DIRECTIVE: In the listing below, identify each line with the word "固定资产" and return those lines.

PROVIDED MATERIAL:
^^^^^^^^

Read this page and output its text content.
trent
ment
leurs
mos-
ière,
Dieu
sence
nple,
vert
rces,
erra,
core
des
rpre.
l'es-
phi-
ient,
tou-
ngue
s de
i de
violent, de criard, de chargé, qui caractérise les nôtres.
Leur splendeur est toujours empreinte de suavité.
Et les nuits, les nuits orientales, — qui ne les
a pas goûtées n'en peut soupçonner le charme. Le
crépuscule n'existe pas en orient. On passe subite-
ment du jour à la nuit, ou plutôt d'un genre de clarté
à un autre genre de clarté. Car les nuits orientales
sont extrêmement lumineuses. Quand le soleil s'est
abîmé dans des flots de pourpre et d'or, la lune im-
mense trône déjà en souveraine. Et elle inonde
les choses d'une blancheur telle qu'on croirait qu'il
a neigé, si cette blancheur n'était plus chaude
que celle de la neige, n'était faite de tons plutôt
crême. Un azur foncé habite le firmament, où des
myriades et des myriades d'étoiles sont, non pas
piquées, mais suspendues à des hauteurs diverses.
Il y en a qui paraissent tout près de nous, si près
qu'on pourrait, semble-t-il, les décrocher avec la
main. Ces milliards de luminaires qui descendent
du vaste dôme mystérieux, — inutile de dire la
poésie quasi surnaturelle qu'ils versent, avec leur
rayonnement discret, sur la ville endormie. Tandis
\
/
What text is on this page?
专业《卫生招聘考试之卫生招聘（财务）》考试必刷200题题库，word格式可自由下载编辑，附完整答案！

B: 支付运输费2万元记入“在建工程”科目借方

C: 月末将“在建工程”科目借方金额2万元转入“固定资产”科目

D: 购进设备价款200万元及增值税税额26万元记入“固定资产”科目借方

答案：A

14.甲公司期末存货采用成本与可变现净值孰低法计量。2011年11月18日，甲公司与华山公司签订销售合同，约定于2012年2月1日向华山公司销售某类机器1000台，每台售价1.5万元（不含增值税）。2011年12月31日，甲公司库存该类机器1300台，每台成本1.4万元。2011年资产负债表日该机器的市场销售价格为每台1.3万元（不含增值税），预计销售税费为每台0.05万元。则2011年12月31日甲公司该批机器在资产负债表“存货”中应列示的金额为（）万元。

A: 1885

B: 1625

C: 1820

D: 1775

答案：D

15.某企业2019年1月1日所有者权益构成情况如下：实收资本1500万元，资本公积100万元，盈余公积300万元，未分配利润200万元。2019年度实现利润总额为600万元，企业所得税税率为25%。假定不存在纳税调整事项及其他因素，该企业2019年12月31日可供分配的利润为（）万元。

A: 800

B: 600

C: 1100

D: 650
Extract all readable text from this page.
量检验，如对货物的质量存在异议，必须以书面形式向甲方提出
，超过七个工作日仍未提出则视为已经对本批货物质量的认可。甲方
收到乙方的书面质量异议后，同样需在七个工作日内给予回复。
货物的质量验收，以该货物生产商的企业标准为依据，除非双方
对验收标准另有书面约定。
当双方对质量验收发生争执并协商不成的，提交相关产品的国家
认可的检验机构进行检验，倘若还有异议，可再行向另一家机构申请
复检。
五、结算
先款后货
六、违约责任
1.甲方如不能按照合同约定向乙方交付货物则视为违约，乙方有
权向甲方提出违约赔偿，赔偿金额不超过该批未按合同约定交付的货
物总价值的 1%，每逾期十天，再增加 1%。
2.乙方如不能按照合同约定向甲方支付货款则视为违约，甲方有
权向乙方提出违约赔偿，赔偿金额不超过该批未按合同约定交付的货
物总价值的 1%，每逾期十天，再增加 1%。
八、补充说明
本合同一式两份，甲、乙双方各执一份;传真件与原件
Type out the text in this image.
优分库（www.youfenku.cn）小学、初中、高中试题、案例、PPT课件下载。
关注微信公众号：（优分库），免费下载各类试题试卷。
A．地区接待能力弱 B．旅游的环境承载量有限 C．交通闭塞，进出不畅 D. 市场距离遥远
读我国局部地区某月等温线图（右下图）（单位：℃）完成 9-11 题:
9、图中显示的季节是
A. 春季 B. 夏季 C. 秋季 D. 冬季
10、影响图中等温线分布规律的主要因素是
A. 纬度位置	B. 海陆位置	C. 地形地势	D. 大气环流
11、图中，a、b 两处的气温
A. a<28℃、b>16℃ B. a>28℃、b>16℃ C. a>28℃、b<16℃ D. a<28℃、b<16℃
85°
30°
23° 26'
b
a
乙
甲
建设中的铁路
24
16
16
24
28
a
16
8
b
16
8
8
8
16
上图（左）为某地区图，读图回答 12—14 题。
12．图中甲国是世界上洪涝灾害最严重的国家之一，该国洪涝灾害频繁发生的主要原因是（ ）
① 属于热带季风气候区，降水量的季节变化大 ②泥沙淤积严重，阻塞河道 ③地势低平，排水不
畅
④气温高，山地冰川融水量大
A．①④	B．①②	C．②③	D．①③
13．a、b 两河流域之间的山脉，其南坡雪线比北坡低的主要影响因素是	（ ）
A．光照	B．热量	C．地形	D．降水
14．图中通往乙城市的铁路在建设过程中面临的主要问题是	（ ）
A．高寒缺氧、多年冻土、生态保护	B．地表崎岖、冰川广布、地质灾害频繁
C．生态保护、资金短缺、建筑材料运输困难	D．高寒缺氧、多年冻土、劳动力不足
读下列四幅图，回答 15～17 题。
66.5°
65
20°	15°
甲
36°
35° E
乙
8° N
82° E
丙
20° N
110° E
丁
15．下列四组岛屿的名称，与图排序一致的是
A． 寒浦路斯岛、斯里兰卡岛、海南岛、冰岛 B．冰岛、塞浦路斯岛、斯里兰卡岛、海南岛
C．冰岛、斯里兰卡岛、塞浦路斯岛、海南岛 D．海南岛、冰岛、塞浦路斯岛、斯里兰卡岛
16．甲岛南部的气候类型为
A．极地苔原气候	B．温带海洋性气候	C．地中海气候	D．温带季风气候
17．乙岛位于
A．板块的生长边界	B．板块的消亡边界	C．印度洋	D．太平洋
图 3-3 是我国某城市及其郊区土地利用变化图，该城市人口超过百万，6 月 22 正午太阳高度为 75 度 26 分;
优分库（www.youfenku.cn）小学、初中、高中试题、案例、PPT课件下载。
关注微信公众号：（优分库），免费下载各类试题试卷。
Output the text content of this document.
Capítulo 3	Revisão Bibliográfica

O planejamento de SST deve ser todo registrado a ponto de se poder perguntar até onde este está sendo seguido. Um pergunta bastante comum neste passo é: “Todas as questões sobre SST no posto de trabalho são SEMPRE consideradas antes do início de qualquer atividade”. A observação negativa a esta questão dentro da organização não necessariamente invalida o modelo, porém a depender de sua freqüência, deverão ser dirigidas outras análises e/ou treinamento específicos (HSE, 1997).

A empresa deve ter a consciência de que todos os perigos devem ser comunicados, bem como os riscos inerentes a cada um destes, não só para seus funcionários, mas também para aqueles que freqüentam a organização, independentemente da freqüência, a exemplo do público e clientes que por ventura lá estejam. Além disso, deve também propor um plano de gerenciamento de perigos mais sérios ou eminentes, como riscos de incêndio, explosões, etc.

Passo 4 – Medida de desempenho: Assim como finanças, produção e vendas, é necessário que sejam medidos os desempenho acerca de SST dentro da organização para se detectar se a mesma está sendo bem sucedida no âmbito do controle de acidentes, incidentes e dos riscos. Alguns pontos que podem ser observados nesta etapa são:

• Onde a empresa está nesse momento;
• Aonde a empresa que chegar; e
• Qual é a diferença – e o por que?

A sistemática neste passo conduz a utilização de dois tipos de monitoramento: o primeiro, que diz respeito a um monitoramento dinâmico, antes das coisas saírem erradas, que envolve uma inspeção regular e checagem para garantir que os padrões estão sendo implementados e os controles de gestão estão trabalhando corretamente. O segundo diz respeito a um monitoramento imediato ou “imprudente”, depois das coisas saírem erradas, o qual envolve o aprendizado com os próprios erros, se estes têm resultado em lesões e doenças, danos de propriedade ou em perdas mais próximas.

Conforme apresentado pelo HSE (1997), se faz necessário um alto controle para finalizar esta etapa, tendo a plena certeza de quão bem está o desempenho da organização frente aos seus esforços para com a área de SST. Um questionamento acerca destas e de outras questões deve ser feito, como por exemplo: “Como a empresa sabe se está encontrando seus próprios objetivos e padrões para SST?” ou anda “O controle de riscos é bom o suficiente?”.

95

^^^^^^^^

TASK RESULT:
C: 月末将“在建工程”科目借方金额2万元转入“固定资产”科目
D: 购进设备价款200万元及增值税税额26万元记入“固定资产”科目借方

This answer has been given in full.